## Stated goal
Which lines hold the word "Papertrans"? Copy each one.

— Begin Data shown —

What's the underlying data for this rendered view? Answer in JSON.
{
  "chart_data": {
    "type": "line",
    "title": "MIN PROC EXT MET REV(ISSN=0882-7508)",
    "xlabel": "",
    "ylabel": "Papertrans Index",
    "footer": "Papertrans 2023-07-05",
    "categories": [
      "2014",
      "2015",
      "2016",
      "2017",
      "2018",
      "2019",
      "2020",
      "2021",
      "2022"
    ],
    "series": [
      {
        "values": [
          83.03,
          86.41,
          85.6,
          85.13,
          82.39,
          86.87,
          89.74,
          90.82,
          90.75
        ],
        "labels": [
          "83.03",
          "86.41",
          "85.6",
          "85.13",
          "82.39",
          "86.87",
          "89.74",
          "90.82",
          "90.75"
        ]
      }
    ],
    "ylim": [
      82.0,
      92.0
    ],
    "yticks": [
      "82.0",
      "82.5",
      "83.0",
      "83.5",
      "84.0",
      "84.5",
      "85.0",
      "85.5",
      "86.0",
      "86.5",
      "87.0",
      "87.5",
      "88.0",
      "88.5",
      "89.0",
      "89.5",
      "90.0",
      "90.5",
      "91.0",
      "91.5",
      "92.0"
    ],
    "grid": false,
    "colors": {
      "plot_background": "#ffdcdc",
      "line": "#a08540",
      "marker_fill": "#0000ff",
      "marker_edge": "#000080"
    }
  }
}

— End Data shown —

## Written response
    "ylabel": "Papertrans Index",
    "footer": "Papertrans 2023-07-05",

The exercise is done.